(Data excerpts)
--*--

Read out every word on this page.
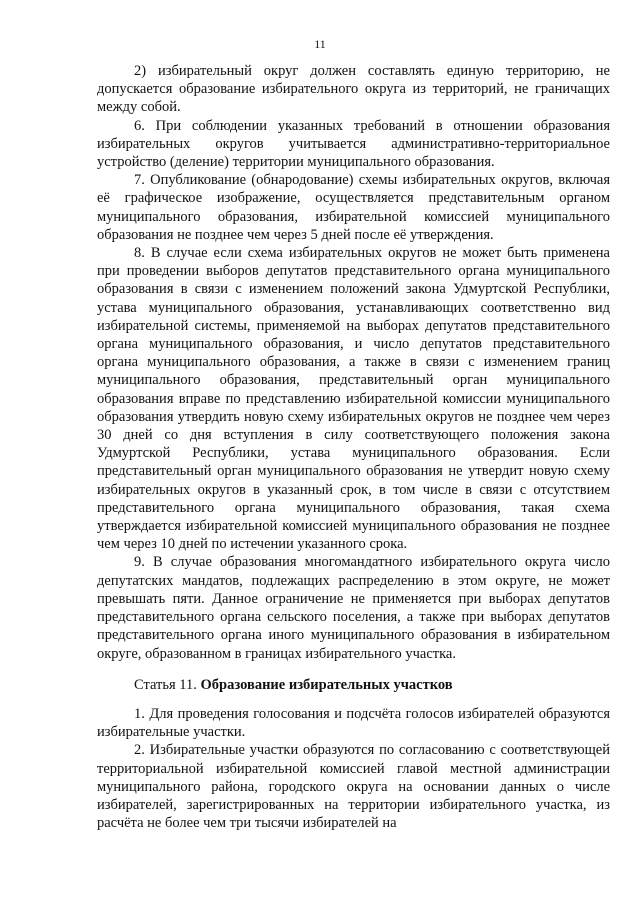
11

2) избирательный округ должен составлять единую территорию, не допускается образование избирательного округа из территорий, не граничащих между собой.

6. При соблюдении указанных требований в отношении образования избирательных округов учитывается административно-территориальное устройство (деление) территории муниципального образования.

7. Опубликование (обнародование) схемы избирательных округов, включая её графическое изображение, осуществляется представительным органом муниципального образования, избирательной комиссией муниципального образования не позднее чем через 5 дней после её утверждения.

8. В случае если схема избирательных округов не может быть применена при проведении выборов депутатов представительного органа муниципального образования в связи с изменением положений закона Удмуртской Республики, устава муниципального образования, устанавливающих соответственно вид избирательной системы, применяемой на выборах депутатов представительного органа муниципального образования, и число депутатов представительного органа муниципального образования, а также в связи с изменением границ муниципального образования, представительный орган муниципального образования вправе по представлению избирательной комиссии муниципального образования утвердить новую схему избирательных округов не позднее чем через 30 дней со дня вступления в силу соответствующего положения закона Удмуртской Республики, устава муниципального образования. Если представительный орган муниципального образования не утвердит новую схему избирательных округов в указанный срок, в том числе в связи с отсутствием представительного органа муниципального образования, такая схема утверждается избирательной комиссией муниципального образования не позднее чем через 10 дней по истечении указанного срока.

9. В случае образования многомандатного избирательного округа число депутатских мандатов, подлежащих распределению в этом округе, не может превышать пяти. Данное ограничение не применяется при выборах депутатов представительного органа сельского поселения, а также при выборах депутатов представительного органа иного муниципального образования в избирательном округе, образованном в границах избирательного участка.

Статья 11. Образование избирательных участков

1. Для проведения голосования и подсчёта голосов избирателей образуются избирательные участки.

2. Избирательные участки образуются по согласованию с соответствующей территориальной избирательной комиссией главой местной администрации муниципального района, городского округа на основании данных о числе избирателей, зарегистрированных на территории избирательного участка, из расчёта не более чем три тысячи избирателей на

--*--

Required task ▸ Show the lines of the material that contain the word "участка".

Solution ▸
9. В случае образования многомандатного избирательного округа число депутатских мандатов, подлежащих распределению в этом округе, не может превышать пяти. Данное ограничение не применяется при выборах депутатов представительного органа сельского поселения, а также при выборах депутатов представительного органа иного муниципального образования в избирательном округе, образованном в границах избирательного участка.
2. Избирательные участки образуются по согласованию с соответствующей территориальной избирательной комиссией главой местной администрации муниципального района, городского округа на основании данных о числе избирателей, зарегистрированных на территории избирательного участка, из расчёта не более чем три тысячи избирателей на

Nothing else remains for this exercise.